Goal of the exercise:
Give the number of lines in the data that contain "view", and nothing more.
** Start **
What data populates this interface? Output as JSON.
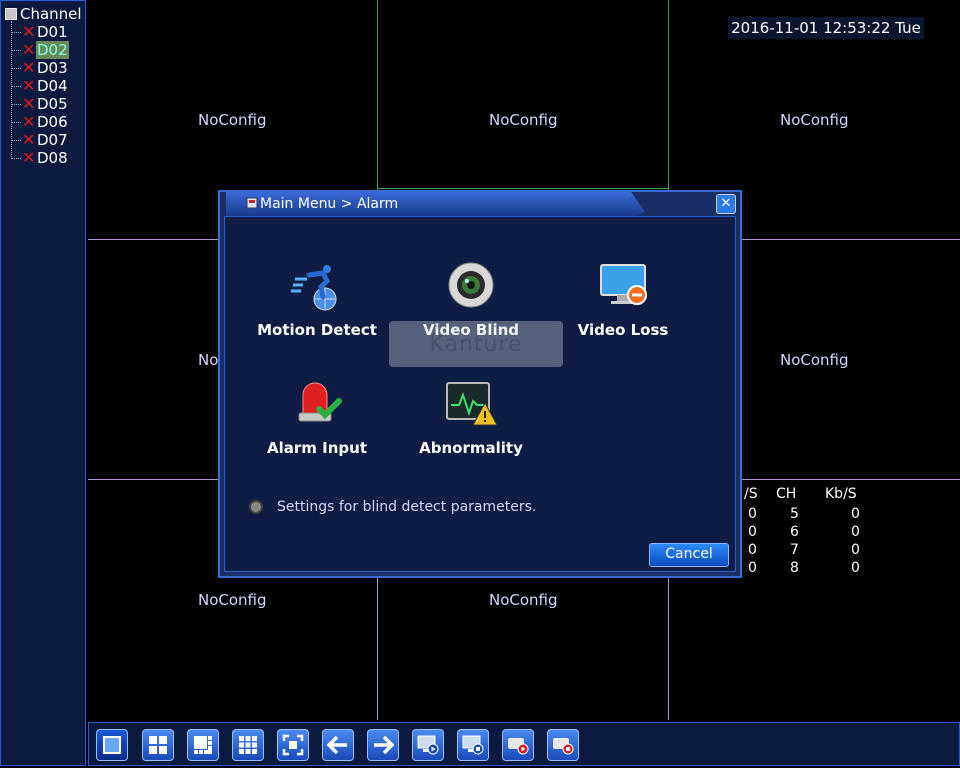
{
  "sidebar": {
    "root_label": "Channel",
    "channels": [
      {
        "label": "D01"
      },
      {
        "label": "D02"
      },
      {
        "label": "D03"
      },
      {
        "label": "D04"
      },
      {
        "label": "D05"
      },
      {
        "label": "D06"
      },
      {
        "label": "D07"
      },
      {
        "label": "D08"
      }
    ],
    "selected": "D02"
  },
  "grid": {
    "cell_text": "NoConfig",
    "cell_text_partial": "No",
    "datetime": "2016-11-01 12:53:22 Tue",
    "stats": {
      "headers": [
        "/S",
        "CH",
        "Kb/S"
      ],
      "rows": [
        [
          "0",
          "5",
          "0"
        ],
        [
          "0",
          "6",
          "0"
        ],
        [
          "0",
          "7",
          "0"
        ],
        [
          "0",
          "8",
          "0"
        ]
      ]
    }
  },
  "dialog": {
    "title": "Main Menu > Alarm",
    "close_label": "✕",
    "items": [
      {
        "label": "Motion Detect",
        "icon": "motion-detect-icon"
      },
      {
        "label": "Video Blind",
        "icon": "video-blind-icon"
      },
      {
        "label": "Video Loss",
        "icon": "video-loss-icon"
      },
      {
        "label": "Alarm Input",
        "icon": "alarm-input-icon"
      },
      {
        "label": "Abnormality",
        "icon": "abnormality-icon"
      }
    ],
    "hint": "Settings for blind detect parameters.",
    "cancel_label": "Cancel",
    "watermark": "Kanture"
  },
  "toolbar": {
    "buttons": [
      "single-view",
      "quad-view",
      "eight-view",
      "nine-view",
      "fullscreen",
      "previous",
      "next",
      "playback",
      "record-stop",
      "record-start",
      "stop-record"
    ]
  },
  "colors": {
    "accent": "#2a5bd0",
    "grid_line": "#b090c8",
    "active_line": "#2fa84a",
    "error_mark": "#e01818"
  }
}
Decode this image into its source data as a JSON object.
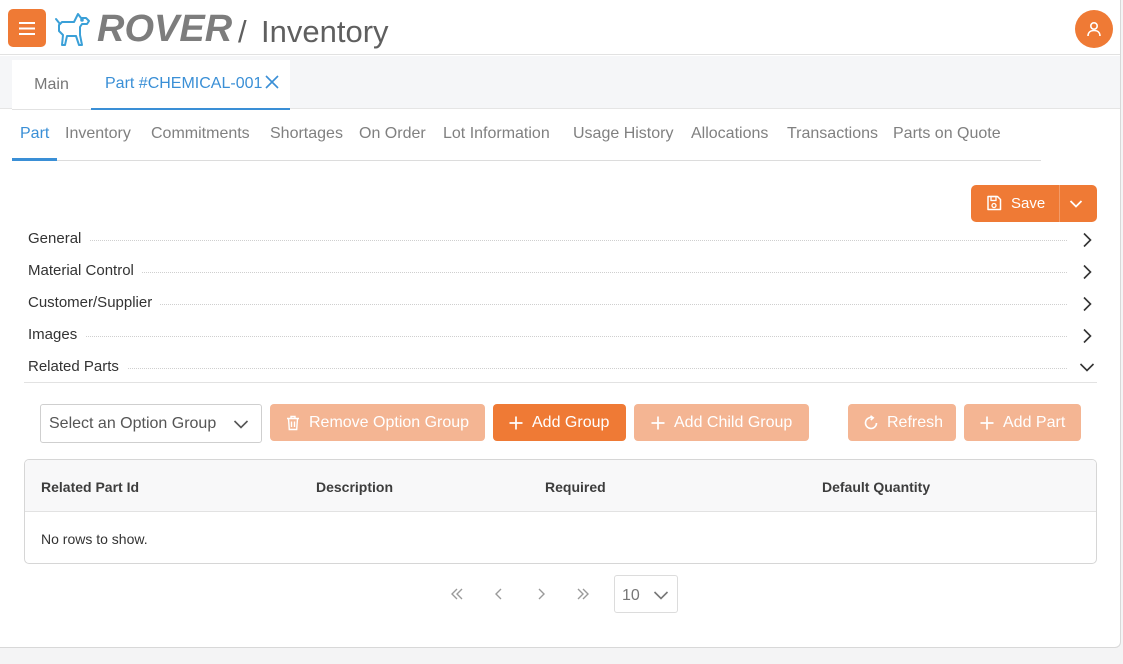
{
  "header": {
    "brand": "ROVER",
    "separator": "/",
    "module": "Inventory"
  },
  "doc_tabs": [
    {
      "label": "Main",
      "active": false
    },
    {
      "label": "Part #CHEMICAL-001",
      "active": true,
      "closable": true
    }
  ],
  "sub_tabs": [
    {
      "label": "Part",
      "active": true
    },
    {
      "label": "Inventory"
    },
    {
      "label": "Commitments"
    },
    {
      "label": "Shortages"
    },
    {
      "label": "On Order"
    },
    {
      "label": "Lot Information"
    },
    {
      "label": "Usage History"
    },
    {
      "label": "Allocations"
    },
    {
      "label": "Transactions"
    },
    {
      "label": "Parts on Quote"
    }
  ],
  "save": {
    "label": "Save"
  },
  "sections": [
    {
      "title": "General",
      "expanded": false
    },
    {
      "title": "Material Control",
      "expanded": false
    },
    {
      "title": "Customer/Supplier",
      "expanded": false
    },
    {
      "title": "Images",
      "expanded": false
    },
    {
      "title": "Related Parts",
      "expanded": true
    }
  ],
  "toolbar": {
    "option_group_placeholder": "Select an Option Group",
    "remove_option_group": "Remove Option Group",
    "add_group": "Add Group",
    "add_child_group": "Add Child Group",
    "refresh": "Refresh",
    "add_part": "Add Part"
  },
  "grid": {
    "columns": [
      "Related Part Id",
      "Description",
      "Required",
      "Default Quantity"
    ],
    "empty_message": "No rows to show."
  },
  "pager": {
    "page_size": "10"
  },
  "colors": {
    "accent": "#ef7a35",
    "accent_disabled": "#f4b593",
    "link": "#3a8fd6"
  }
}
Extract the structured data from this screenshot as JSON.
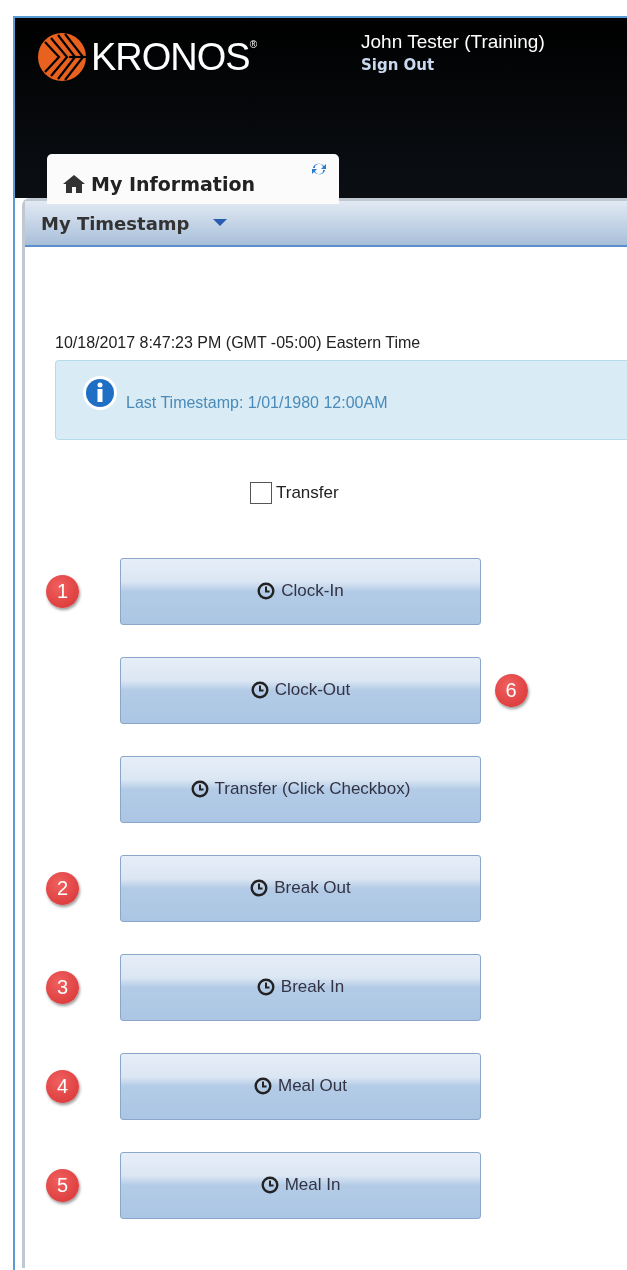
{
  "header": {
    "logo_text": "KRONOS$^{®}$",
    "user_name": "John Tester (Training)",
    "sign_out": "Sign Out"
  },
  "tabs": [
    {
      "label": "My Information",
      "selected": true
    }
  ],
  "widget": {
    "title": "My Timestamp"
  },
  "clock_text": "10/18/2017 8:47:23 PM (GMT -05:00) Eastern Time",
  "info": "Last Timestamp: 1/01/1980 12:00AM",
  "transfer_checkbox": {
    "label": "Transfer",
    "checked": false
  },
  "buttons": [
    {
      "label": "Clock-In",
      "step": {
        "number": "1",
        "on_right": false
      }
    },
    {
      "label": "Clock-Out",
      "step": {
        "number": "6",
        "on_right": true
      }
    },
    {
      "label": "Transfer (Click Checkbox)"
    },
    {
      "label": "Break Out",
      "step": {
        "number": "2",
        "on_right": false
      }
    },
    {
      "label": "Break In",
      "step": {
        "number": "3",
        "on_right": false
      }
    },
    {
      "label": "Meal Out",
      "step": {
        "number": "4",
        "on_right": false
      }
    },
    {
      "label": "Meal In",
      "step": {
        "number": "5",
        "on_right": false
      }
    }
  ]
}
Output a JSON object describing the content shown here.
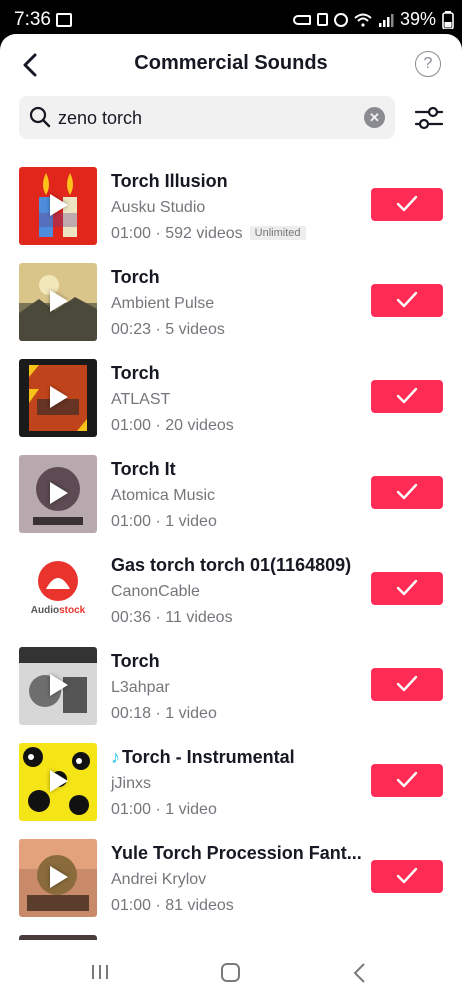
{
  "status": {
    "time": "7:36",
    "battery": "39%"
  },
  "header": {
    "title": "Commercial Sounds",
    "help_label": "?"
  },
  "search": {
    "value": "zeno torch",
    "clear_label": "✕"
  },
  "sounds": [
    {
      "title": "Torch Illusion",
      "artist": "Ausku Studio",
      "meta": "01:00 · 592 videos",
      "badge": "Unlimited",
      "note_prefix": ""
    },
    {
      "title": "Torch",
      "artist": "Ambient Pulse",
      "meta": "00:23 · 5 videos",
      "badge": "",
      "note_prefix": ""
    },
    {
      "title": "Torch",
      "artist": "ATLAST",
      "meta": "01:00 · 20 videos",
      "badge": "",
      "note_prefix": ""
    },
    {
      "title": "Torch It",
      "artist": "Atomica Music",
      "meta": "01:00 · 1 video",
      "badge": "",
      "note_prefix": ""
    },
    {
      "title": "Gas torch torch 01(1164809)",
      "artist": "CanonCable",
      "meta": "00:36 · 11 videos",
      "badge": "",
      "note_prefix": ""
    },
    {
      "title": "Torch",
      "artist": "L3ahpar",
      "meta": "00:18 · 1 video",
      "badge": "",
      "note_prefix": ""
    },
    {
      "title": "Torch - Instrumental",
      "artist": "jJinxs",
      "meta": "01:00 · 1 video",
      "badge": "",
      "note_prefix": "♪"
    },
    {
      "title": "Yule Torch Procession Fant...",
      "artist": "Andrei Krylov",
      "meta": "01:00 · 81 videos",
      "badge": "",
      "note_prefix": ""
    }
  ],
  "thumb_art": {
    "audiostock_logo": {
      "part1": "Audio",
      "part2": "stock"
    }
  },
  "colors": {
    "accent": "#fe2c55",
    "text_primary": "#161823",
    "text_secondary": "#75767b",
    "search_bg": "#f1f1f2"
  }
}
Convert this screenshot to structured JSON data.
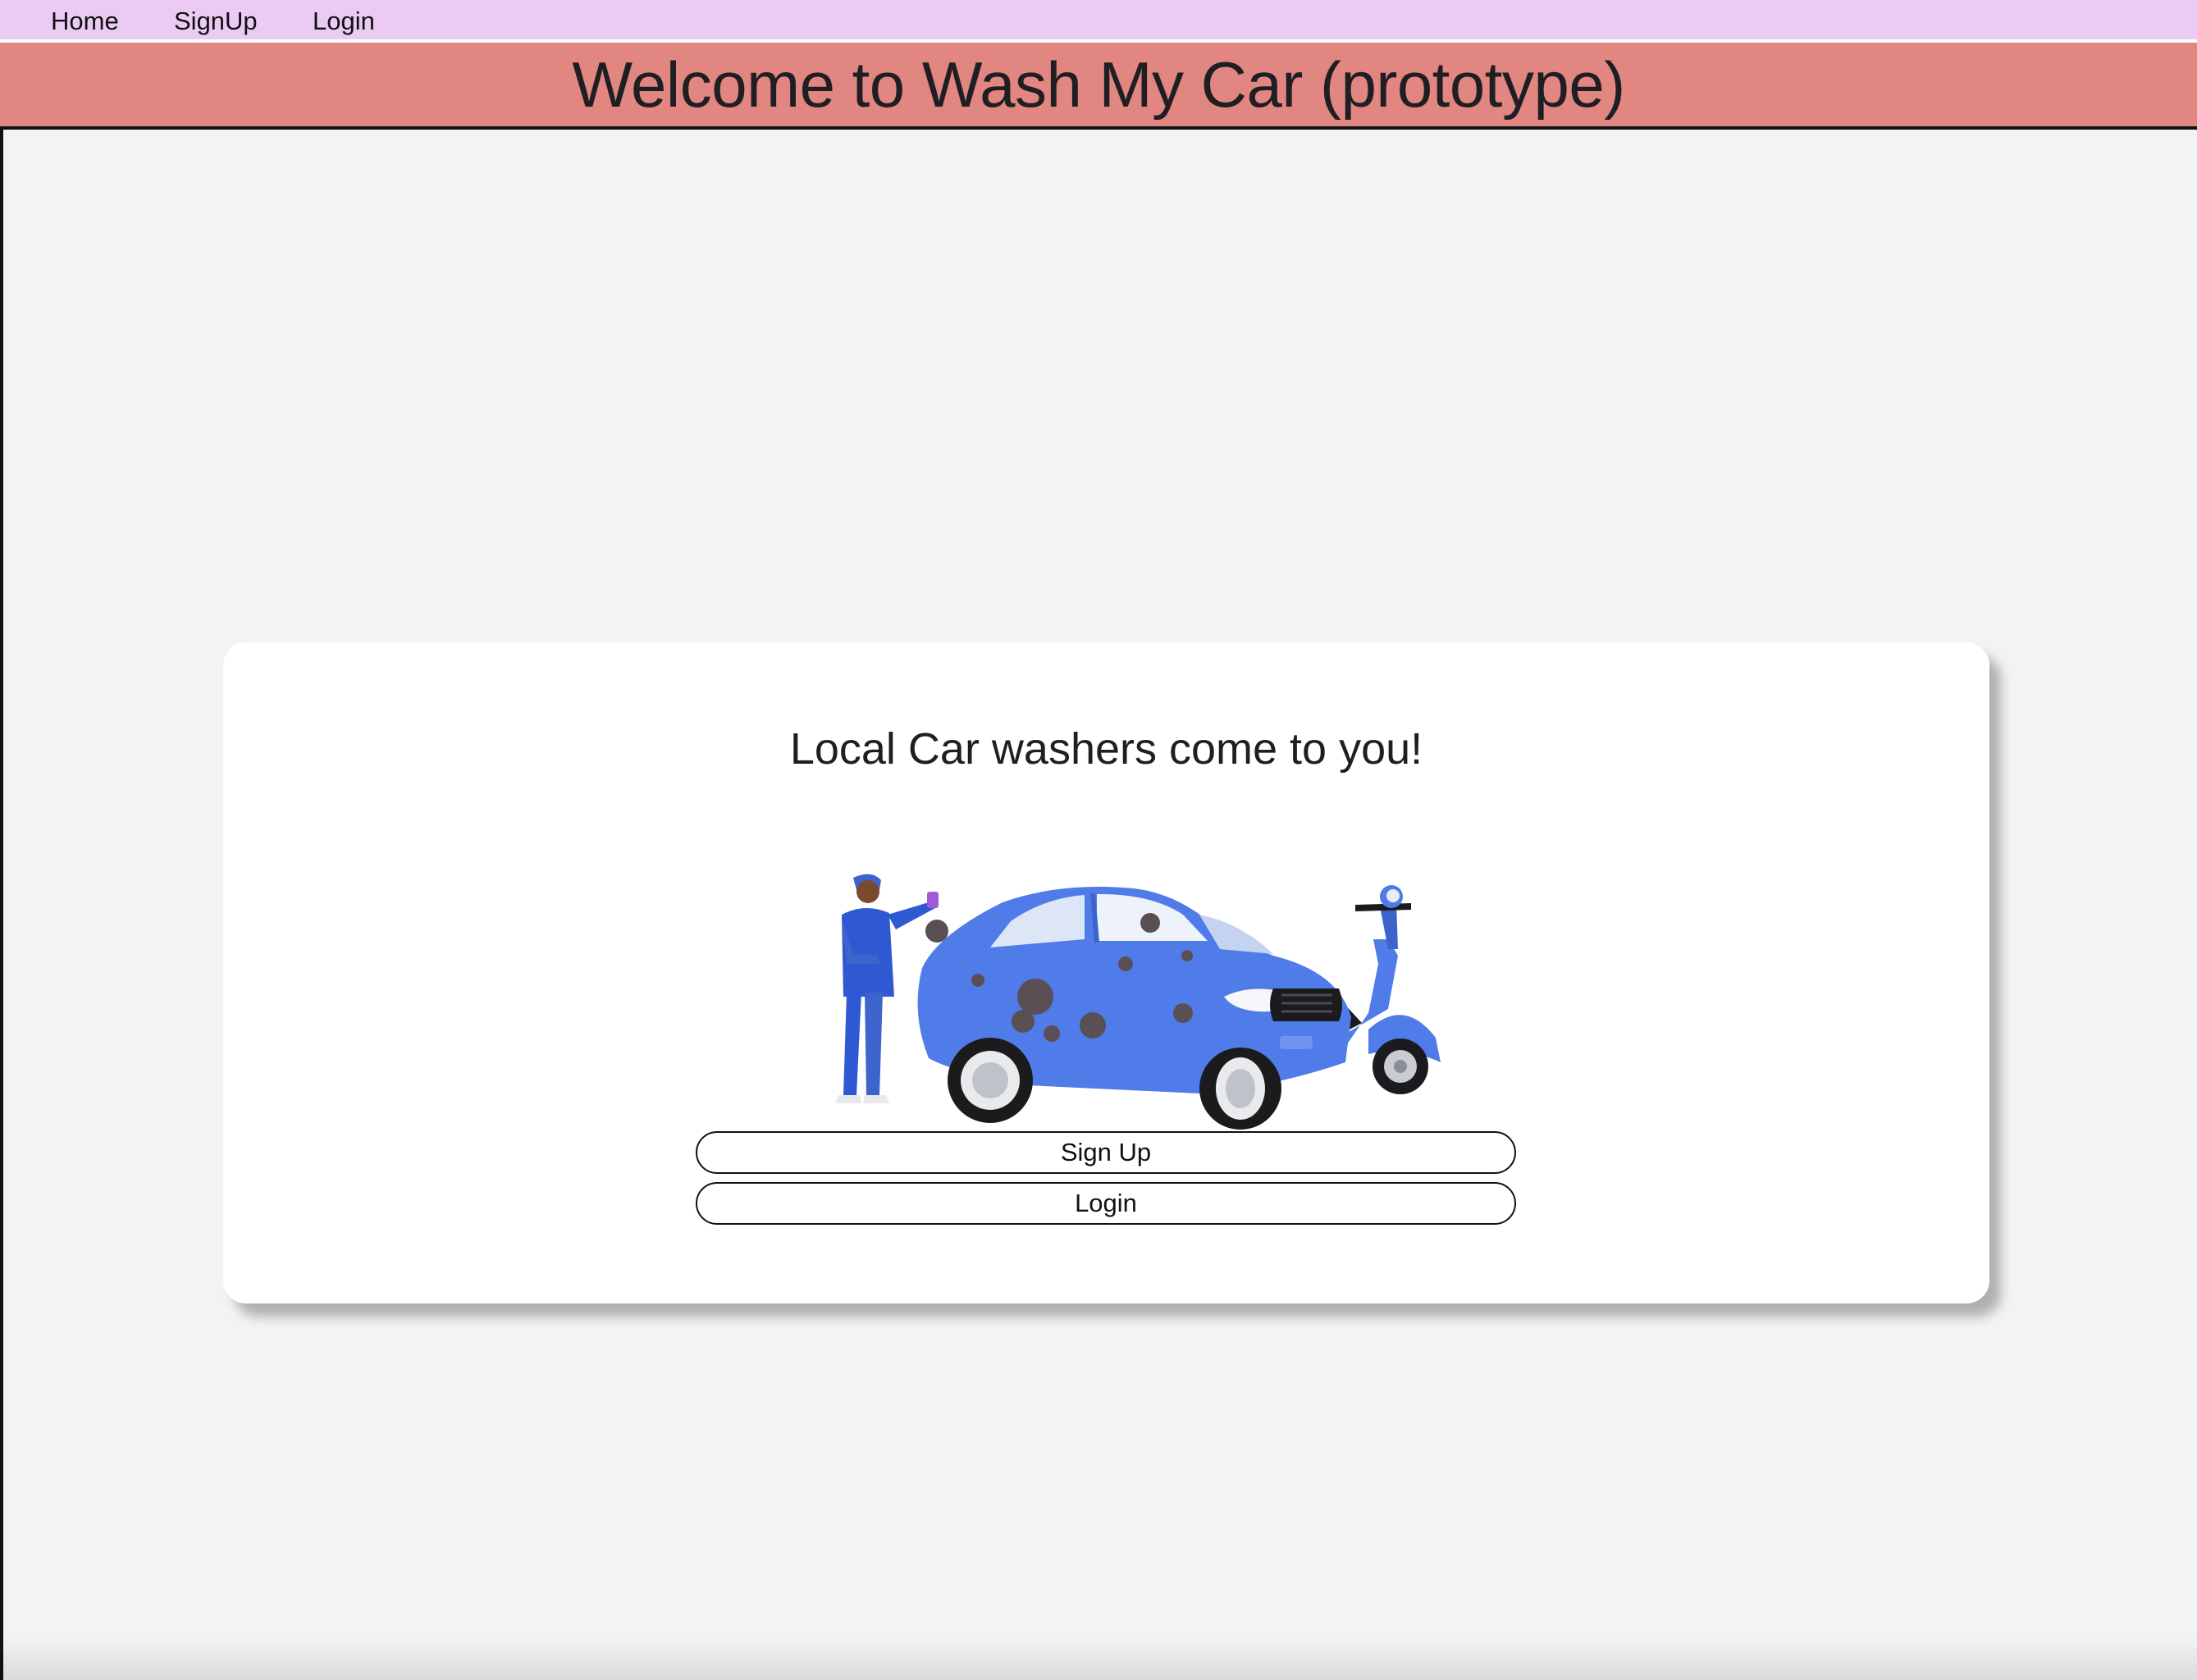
{
  "nav": {
    "items": [
      {
        "label": "Home"
      },
      {
        "label": "SignUp"
      },
      {
        "label": "Login"
      }
    ]
  },
  "banner": {
    "title": "Welcome to Wash My Car (prototype)"
  },
  "hero": {
    "heading": "Local Car washers come to you!",
    "illustration": "car-wash-illustration",
    "signup_label": "Sign Up",
    "login_label": "Login"
  },
  "colors": {
    "nav_bg": "#ebcbf4",
    "banner_bg": "#e18680",
    "page_bg": "#f2f4f3",
    "card_bg": "#ffffff",
    "car_blue": "#4f7ce8"
  }
}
** End **
Result below:
4